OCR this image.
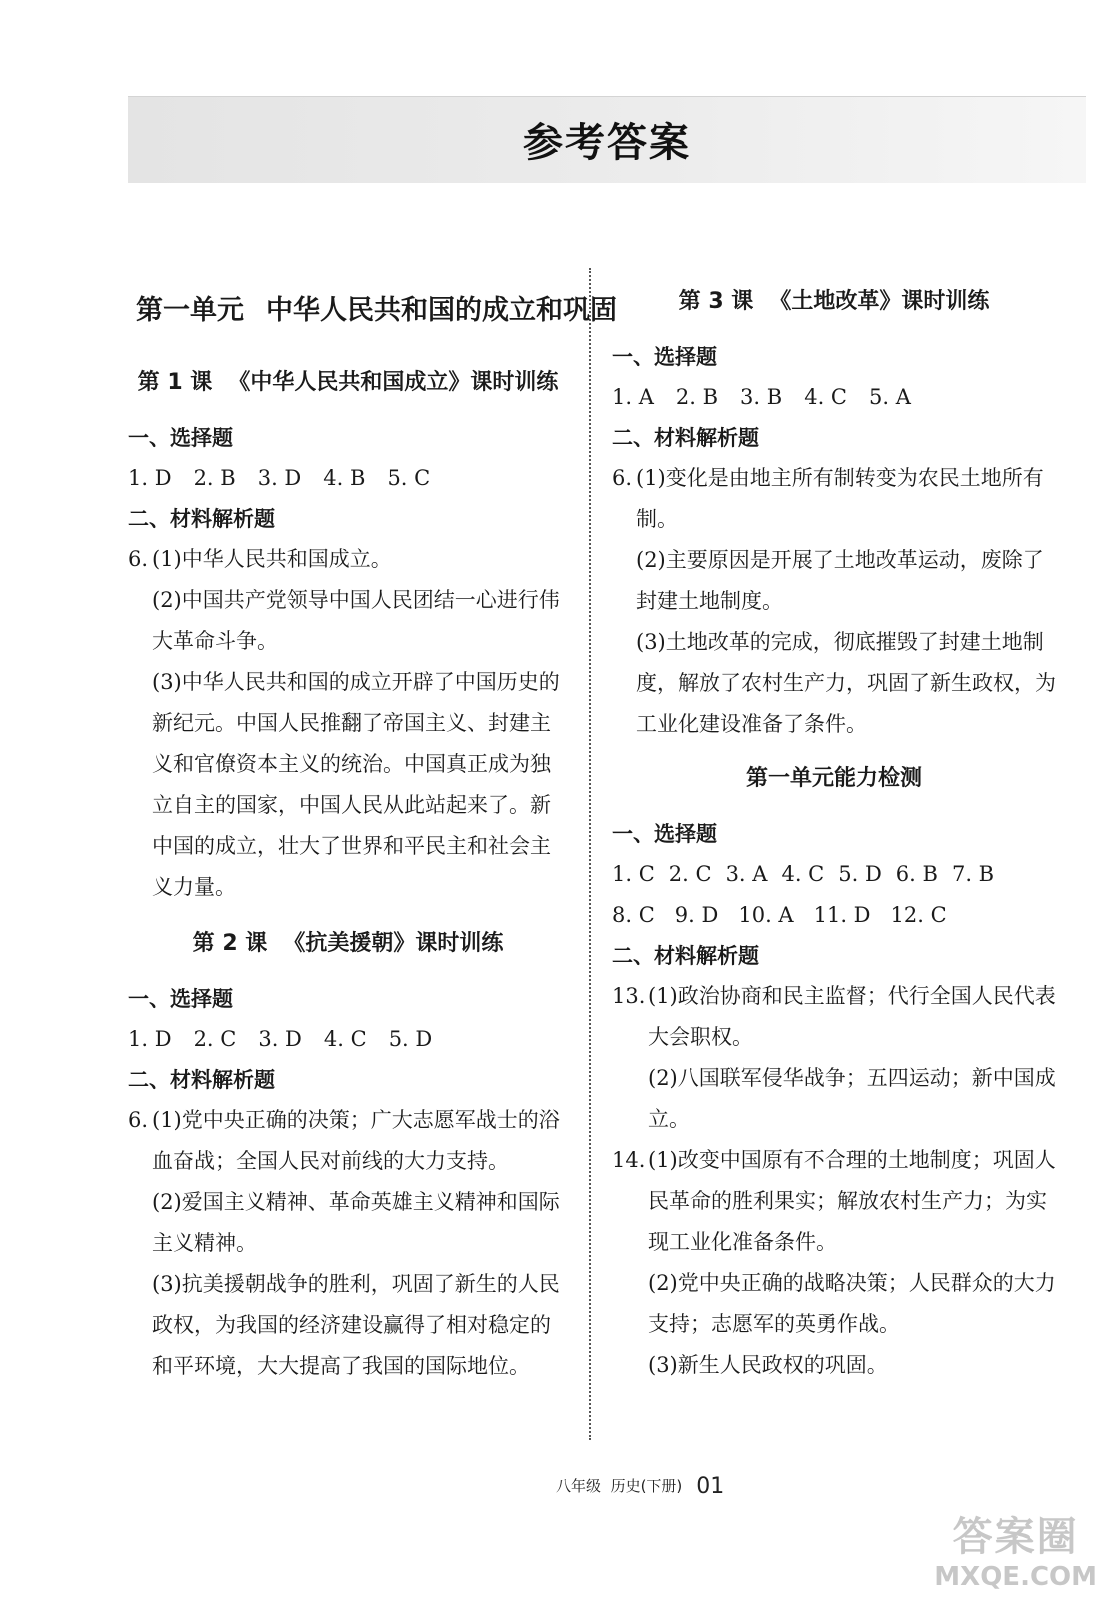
参考答案
第一单元 中华人民共和国的成立和巩固
第 1 课 《中华人民共和国成立》课时训练

一、选择题

1. D 2. B 3. D 4. B 5. C

二、材料解析题

6. (1)中华人民共和国成立。
(2)中国共产党领导中国人民团结一心进行伟大革命斗争。
(3)中华人民共和国的成立开辟了中国历史的新纪元。中国人民推翻了帝国主义、封建主义和官僚资本主义的统治。中国真正成为独立自主的国家，中国人民从此站起来了。新中国的成立，壮大了世界和平民主和社会主义力量。
第 2 课 《抗美援朝》课时训练

一、选择题

1. D 2. C 3. D 4. C 5. D

二、材料解析题

6. (1)党中央正确的决策；广大志愿军战士的浴血奋战；全国人民对前线的大力支持。
(2)爱国主义精神、革命英雄主义精神和国际主义精神。
(3)抗美援朝战争的胜利，巩固了新生的人民政权，为我国的经济建设赢得了相对稳定的和平环境，大大提高了我国的国际地位。
第 3 课 《土地改革》课时训练

一、选择题

1. A 2. B 3. B 4. C 5. A

二、材料解析题

6. (1)变化是由地主所有制转变为农民土地所有制。
(2)主要原因是开展了土地改革运动，废除了封建土地制度。
(3)土地改革的完成，彻底摧毁了封建土地制度，解放了农村生产力，巩固了新生政权，为工业化建设准备了条件。
第一单元能力检测

一、选择题

1. C 2. C 3. A 4. C 5. D 6. B 7. B

8. C 9. D 10. A 11. D 12. C

二、材料解析题

13. (1)政治协商和民主监督；代行全国人民代表大会职权。
(2)八国联军侵华战争；五四运动；新中国成立。
14. (1)改变中国原有不合理的土地制度；巩固人民革命的胜利果实；解放农村生产力；为实现工业化准备条件。
(2)党中央正确的战略决策；人民群众的大力支持；志愿军的英勇作战。
(3)新生人民政权的巩固。
八年级 历史(下册) 01
答案圈
MXQE.COM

▶ _REQUIREMENT_: From the entries, copy out each line containing the word "课时训练".

▶ _EXERCISE OUTPUT_:
第 1 课 《中华人民共和国成立》课时训练
第 2 课 《抗美援朝》课时训练
第 3 课 《土地改革》课时训练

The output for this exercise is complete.